===== TEXT UNDER STUDY

The fuel cell’s biggest shortcoming is that, unlike the battery, it cannot deliver large bursts of power, according to Dr. Howard.

Many fuel cell companies are coming around to the view of energy experts at potential customers like Motorola and Nokia that the first application for small cells may be as backups to batteries. Fuel cells could both recharge a cellphone and keep it working when a battery is drained. Alternatively, consumers could use the batteries only for spikes in power demand — when a laptop is turned on, for example, or when a cellphone call is placed — thus extending battery life.

In fact, using fuel cells with batteries makes enough sense that James D. Balcom, president and chief executive of PolyFuel, which is based in Palo Alto, Calif., expects almost all applications to be such hybrids. "Fuel cells and batteries were made for each other," Mr. Balcom said.

But even getting that far posestechnological problems because of the complexity of complete fuel cell systems. The basic hydrogen processing requires catalysts like platinum to speed up reactions and specialized membranes to separate the fuel. Then, there are tiny pumps and valves for moving air and liquids to where they are needed, components to collect and channel the electricity and methods for handling the reaction byproducts.

==========

# WHAT IS BEING ASKED
In the fuel cell excerpt, what does Dr. Howard call the fuel cell's biggest shortcoming? The data that comes next is separate material, unrelated to the fuel cell excerpt.

===== RECORDED INFORMATION

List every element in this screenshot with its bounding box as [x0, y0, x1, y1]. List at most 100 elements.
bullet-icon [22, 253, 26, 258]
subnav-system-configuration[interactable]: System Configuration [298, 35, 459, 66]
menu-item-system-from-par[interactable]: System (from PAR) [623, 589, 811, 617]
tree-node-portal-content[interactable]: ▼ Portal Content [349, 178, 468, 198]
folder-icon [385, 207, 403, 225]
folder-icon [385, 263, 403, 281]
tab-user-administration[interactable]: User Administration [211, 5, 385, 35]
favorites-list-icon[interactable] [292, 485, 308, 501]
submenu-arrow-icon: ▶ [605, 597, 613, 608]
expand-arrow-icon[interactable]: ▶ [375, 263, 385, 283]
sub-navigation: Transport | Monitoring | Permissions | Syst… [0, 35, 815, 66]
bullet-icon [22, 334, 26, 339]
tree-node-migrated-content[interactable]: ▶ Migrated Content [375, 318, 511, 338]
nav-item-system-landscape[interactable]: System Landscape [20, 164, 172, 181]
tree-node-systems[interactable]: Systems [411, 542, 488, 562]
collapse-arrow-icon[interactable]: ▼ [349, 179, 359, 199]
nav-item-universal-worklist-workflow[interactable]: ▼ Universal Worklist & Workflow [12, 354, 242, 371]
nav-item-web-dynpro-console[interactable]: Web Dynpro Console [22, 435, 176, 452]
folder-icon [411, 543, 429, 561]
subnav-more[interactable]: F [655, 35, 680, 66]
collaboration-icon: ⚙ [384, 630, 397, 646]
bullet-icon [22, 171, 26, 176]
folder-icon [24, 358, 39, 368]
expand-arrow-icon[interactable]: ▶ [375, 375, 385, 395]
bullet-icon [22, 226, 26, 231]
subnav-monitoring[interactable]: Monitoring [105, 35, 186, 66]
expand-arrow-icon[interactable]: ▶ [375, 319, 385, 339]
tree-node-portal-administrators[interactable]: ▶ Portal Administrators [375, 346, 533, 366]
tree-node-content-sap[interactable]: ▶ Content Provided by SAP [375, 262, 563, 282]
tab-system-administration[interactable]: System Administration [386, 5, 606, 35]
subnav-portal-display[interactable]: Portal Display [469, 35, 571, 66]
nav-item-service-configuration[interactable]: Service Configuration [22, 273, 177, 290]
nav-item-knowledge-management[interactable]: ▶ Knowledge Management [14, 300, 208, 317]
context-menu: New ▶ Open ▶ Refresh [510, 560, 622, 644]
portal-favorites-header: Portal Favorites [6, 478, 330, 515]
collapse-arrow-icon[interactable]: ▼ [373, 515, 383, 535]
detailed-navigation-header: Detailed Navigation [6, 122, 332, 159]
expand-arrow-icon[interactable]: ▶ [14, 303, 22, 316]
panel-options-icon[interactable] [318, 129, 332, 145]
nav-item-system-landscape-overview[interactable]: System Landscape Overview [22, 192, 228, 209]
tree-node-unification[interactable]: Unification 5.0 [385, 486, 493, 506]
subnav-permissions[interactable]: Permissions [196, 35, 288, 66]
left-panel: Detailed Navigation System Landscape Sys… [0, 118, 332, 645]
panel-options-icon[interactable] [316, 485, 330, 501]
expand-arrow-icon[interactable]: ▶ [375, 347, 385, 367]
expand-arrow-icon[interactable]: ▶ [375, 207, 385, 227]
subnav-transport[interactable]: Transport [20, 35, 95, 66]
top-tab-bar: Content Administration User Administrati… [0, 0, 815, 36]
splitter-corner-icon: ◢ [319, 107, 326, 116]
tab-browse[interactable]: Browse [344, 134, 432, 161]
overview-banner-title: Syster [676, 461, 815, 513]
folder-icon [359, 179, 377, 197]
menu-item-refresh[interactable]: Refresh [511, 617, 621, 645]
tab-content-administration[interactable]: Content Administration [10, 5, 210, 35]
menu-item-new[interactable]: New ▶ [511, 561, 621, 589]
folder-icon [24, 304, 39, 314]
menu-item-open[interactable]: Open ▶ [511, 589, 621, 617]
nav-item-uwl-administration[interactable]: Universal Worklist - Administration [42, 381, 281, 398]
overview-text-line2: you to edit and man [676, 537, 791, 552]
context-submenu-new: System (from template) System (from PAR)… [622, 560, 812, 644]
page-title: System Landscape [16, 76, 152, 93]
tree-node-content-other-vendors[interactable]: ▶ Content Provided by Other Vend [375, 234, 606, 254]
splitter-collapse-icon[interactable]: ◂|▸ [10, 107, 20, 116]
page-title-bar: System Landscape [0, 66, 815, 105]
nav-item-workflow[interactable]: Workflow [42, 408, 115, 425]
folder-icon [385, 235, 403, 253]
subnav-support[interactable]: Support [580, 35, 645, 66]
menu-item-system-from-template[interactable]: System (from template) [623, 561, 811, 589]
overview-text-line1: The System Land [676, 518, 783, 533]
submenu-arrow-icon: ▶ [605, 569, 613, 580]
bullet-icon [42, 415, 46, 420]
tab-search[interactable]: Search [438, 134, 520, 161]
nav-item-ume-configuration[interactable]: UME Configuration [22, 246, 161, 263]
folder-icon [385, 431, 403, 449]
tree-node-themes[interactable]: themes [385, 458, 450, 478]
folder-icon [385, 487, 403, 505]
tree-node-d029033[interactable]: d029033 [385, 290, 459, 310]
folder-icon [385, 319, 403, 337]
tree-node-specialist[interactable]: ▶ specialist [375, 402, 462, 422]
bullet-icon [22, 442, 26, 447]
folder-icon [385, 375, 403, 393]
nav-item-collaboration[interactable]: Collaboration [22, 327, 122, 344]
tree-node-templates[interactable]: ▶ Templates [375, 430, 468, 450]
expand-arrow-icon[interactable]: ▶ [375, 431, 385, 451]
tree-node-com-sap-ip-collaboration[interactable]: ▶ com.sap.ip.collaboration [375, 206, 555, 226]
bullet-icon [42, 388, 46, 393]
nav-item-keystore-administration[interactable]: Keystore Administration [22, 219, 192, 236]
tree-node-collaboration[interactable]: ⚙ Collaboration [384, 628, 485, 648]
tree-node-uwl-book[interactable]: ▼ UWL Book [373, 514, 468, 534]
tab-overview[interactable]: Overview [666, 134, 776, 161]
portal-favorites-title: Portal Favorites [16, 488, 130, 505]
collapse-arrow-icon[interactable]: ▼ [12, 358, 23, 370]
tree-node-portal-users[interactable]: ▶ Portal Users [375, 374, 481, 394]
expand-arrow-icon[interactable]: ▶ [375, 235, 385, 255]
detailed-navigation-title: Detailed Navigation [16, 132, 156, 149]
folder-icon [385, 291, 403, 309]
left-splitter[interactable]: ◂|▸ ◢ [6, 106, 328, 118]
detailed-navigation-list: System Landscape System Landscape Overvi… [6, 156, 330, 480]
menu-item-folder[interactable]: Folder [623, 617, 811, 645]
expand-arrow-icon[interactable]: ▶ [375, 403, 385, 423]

==========

# SOLUTION TO THE EXERCISE
Unlike the battery, it cannot deliver large bursts of power.